Página>
════════════════════
Porque ya podríamos esperar el vuelco de una saga milenaria a tiro de una generación. No serán muchos los niños que gocen de educación sin sufrimiento y, en todo caso, ninguno escapa al asedio de padres, curas, maestros, Malumas, publicistas y seriados de televisión que enseñan la feminidad como impotencia y daguerrotipo de muñeca deseable; y la masculinidad como ferocidad, miedo a la ternura y a la furtiva, que es “cosa de nenas”. ADN del aire que se respira desde la cuna, para troquelar relaciones de poder entre padres e hijos, y entre géneros, que sólo se resuelven en brutalidad. Aún en las familias más distinguidas. Y quien creció en la violencia, violencia podrá ejercer después.
════════════════════
Ejercicio> Prosigue el texto de arriba sobre la violencia aprendida desde la cuna a partir de su última oración.

Registros de datos recopilados
════════════════════
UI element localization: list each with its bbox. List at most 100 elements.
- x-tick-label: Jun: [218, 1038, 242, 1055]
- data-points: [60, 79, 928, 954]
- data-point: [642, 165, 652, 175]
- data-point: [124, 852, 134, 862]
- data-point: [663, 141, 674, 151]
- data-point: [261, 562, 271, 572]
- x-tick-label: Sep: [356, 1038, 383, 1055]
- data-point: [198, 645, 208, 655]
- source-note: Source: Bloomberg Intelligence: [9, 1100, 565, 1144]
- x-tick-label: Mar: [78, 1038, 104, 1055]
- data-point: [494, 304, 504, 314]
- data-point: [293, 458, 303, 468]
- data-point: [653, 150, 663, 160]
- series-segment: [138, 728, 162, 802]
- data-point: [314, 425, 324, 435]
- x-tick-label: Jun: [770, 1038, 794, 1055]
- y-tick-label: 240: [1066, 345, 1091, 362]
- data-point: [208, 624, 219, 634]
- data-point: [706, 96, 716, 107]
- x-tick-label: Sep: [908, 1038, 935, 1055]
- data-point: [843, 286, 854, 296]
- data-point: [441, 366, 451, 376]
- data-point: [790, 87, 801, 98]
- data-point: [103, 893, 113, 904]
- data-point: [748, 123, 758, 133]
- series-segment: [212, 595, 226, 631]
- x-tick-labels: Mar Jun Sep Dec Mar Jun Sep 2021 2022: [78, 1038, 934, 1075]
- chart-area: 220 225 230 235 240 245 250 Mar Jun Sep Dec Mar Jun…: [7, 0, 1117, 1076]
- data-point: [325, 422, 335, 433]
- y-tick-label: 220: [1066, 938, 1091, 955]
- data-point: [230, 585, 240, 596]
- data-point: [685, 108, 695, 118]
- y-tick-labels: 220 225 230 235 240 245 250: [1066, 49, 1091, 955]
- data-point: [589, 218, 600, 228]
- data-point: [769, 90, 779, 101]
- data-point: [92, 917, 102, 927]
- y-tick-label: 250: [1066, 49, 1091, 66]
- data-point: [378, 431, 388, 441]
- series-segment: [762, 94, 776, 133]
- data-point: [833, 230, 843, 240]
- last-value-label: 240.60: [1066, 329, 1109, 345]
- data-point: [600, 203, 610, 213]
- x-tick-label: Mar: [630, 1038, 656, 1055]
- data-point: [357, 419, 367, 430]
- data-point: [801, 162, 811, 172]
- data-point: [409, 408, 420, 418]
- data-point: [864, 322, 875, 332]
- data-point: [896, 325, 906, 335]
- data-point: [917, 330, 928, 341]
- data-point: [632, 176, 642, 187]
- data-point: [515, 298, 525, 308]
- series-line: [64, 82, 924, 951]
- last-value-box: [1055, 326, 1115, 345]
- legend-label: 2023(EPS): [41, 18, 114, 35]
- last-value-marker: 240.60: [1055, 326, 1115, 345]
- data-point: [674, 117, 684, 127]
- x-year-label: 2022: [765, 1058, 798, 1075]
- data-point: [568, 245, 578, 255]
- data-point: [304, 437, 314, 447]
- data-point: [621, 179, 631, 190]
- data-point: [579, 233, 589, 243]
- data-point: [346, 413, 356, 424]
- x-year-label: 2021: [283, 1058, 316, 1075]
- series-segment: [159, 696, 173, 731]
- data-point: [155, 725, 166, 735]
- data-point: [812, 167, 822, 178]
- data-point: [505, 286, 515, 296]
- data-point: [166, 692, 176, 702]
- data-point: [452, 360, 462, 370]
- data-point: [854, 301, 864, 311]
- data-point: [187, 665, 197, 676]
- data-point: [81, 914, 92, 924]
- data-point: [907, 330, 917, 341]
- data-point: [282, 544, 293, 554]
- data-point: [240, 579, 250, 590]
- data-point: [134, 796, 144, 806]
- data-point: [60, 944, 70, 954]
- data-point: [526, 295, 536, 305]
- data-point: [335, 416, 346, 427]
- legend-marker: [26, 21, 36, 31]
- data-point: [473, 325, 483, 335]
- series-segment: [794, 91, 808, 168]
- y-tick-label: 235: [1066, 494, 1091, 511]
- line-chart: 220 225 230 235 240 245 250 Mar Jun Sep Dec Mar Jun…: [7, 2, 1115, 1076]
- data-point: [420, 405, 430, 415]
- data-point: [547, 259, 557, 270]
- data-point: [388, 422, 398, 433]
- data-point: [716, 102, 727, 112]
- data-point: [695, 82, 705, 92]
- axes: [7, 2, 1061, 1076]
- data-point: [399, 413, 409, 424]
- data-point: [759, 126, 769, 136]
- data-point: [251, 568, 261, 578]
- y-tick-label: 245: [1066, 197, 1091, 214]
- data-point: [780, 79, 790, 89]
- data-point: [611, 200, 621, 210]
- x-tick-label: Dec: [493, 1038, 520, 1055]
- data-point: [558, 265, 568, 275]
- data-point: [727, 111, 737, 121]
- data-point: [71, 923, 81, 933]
════════════════════
Problema resuelto>
Excepciones habrá, claro, como el movimiento de Nuevas Masculinidades. Como padres y colegios que apalancan, contra el medio, una educación en libertad y sentido de equidad. Pero son contados. No existe todavía este “mandato colectivo (instalado) en la mente de casi todos los adultos” que el doctor Carvajal acaricia. Para alcanzarlo, habrá que escarbar antes en las raíces culturales que moldean las relaciones entre hombres y mujeres. Así lo propone en Razón Pública la antropóloga Myriam Jimeno, cuyo texto nos permitimos glosar:

Aquella cultura echa raíces en un pasado remoto y camina lerdo con relación al cambio laboral y educativo de la mujer. Tres ejes culturales parecen explicar la violencia contra ella. Primero, el ideal sublime y eterno del amor romántico; a salvo de contradicciones, encarna la idea que ensambla a dos en uno, dos medias naranjas no admiten diferencias. La mujer deviene aquí propiedad del varón y éste lo mismo premia su sumisión que castiga todo conato de rebelión. Baladas, vallenatos y boleros cantan a la propiedad privada, “para que sepan todos que tú me perteneces, con sangre de mis venas te marcaré la frente”. Otro confiesa: “tuve que matar al ser que quise amar”.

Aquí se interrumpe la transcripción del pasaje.